** Start **

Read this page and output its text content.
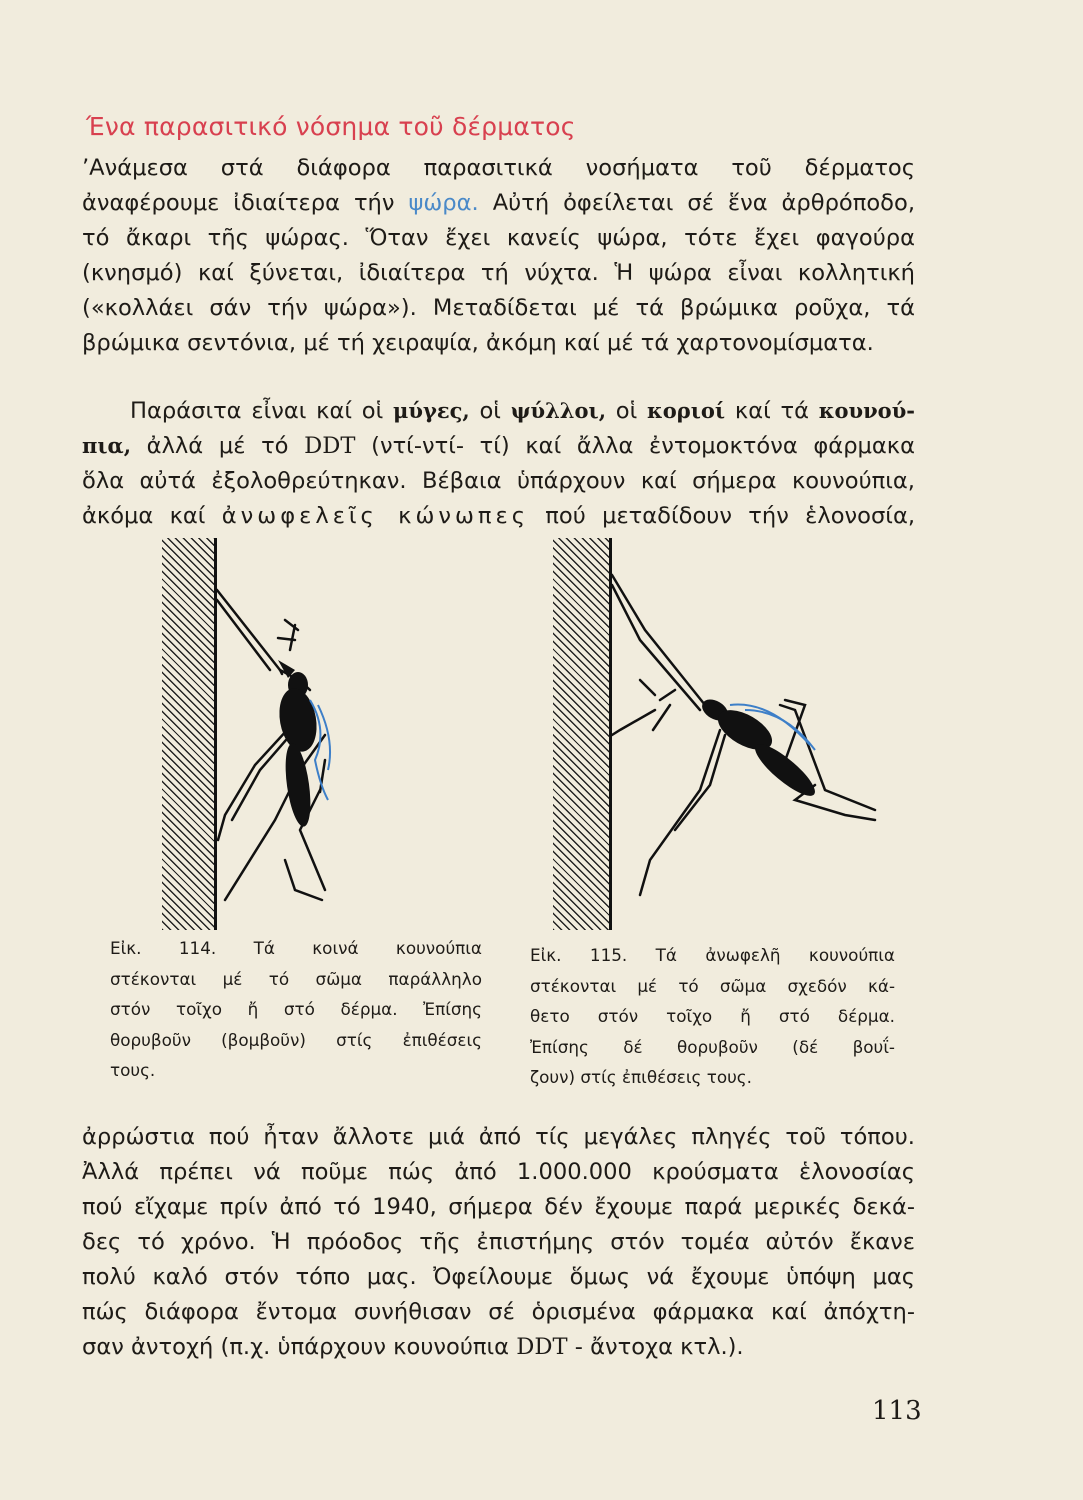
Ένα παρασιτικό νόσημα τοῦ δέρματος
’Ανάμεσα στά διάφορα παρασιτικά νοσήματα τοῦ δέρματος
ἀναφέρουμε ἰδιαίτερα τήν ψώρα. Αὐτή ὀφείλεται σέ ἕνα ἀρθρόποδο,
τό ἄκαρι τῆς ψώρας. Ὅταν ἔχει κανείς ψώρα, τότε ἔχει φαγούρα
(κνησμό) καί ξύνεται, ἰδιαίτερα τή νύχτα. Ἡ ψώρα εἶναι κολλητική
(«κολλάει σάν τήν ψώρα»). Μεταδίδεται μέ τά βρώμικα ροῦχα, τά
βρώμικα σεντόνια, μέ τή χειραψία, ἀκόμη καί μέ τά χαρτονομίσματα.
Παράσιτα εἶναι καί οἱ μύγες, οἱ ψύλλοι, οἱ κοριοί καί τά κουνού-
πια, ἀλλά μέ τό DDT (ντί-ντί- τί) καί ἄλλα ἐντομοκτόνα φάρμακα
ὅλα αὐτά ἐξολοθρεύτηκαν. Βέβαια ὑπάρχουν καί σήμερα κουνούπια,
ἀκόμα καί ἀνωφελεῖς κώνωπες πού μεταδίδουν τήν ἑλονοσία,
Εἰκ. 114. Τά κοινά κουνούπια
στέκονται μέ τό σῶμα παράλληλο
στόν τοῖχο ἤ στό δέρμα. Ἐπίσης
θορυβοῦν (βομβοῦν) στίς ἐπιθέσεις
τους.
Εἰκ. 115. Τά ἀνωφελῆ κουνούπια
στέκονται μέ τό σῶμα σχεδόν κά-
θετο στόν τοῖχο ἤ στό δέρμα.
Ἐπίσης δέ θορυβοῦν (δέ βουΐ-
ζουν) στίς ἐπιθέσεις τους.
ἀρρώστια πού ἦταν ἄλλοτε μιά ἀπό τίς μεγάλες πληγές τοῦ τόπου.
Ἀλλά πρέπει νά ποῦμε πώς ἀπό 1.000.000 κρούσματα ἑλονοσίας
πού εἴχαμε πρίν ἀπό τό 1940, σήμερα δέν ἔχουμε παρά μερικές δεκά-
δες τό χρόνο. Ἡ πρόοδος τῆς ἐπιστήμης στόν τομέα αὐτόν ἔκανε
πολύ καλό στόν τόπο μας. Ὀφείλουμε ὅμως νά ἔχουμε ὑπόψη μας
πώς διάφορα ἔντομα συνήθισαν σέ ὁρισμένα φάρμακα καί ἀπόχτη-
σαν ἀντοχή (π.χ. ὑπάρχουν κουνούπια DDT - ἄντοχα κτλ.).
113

** End **

• Exercise description
Every entry above should be duplicated exactly. Do not include the images.

• Task result
Read this page and output its text content.
Ένα παρασιτικό νόσημα τοῦ δέρματος
’Ανάμεσα στά διάφορα παρασιτικά νοσήματα τοῦ δέρματος
ἀναφέρουμε ἰδιαίτερα τήν ψώρα. Αὐτή ὀφείλεται σέ ἕνα ἀρθρόποδο,
τό ἄκαρι τῆς ψώρας. Ὅταν ἔχει κανείς ψώρα, τότε ἔχει φαγούρα
(κνησμό) καί ξύνεται, ἰδιαίτερα τή νύχτα. Ἡ ψώρα εἶναι κολλητική
(«κολλάει σάν τήν ψώρα»). Μεταδίδεται μέ τά βρώμικα ροῦχα, τά
βρώμικα σεντόνια, μέ τή χειραψία, ἀκόμη καί μέ τά χαρτονομίσματα.
Παράσιτα εἶναι καί οἱ μύγες, οἱ ψύλλοι, οἱ κοριοί καί τά κουνού-
πια, ἀλλά μέ τό DDT (ντί-ντί- τί) καί ἄλλα ἐντομοκτόνα φάρμακα
ὅλα αὐτά ἐξολοθρεύτηκαν. Βέβαια ὑπάρχουν καί σήμερα κουνούπια,
ἀκόμα καί ἀνωφελεῖς κώνωπες πού μεταδίδουν τήν ἑλονοσία,
Εἰκ. 114. Τά κοινά κουνούπια
στέκονται μέ τό σῶμα παράλληλο
στόν τοῖχο ἤ στό δέρμα. Ἐπίσης
θορυβοῦν (βομβοῦν) στίς ἐπιθέσεις
τους.
Εἰκ. 115. Τά ἀνωφελῆ κουνούπια
στέκονται μέ τό σῶμα σχεδόν κά-
θετο στόν τοῖχο ἤ στό δέρμα.
Ἐπίσης δέ θορυβοῦν (δέ βουΐ-
ζουν) στίς ἐπιθέσεις τους.
ἀρρώστια πού ἦταν ἄλλοτε μιά ἀπό τίς μεγάλες πληγές τοῦ τόπου.
Ἀλλά πρέπει νά ποῦμε πώς ἀπό 1.000.000 κρούσματα ἑλονοσίας
πού εἴχαμε πρίν ἀπό τό 1940, σήμερα δέν ἔχουμε παρά μερικές δεκά-
δες τό χρόνο. Ἡ πρόοδος τῆς ἐπιστήμης στόν τομέα αὐτόν ἔκανε
πολύ καλό στόν τόπο μας. Ὀφείλουμε ὅμως νά ἔχουμε ὑπόψη μας
πώς διάφορα ἔντομα συνήθισαν σέ ὁρισμένα φάρμακα καί ἀπόχτη-
σαν ἀντοχή (π.χ. ὑπάρχουν κουνούπια DDT - ἄντοχα κτλ.).
113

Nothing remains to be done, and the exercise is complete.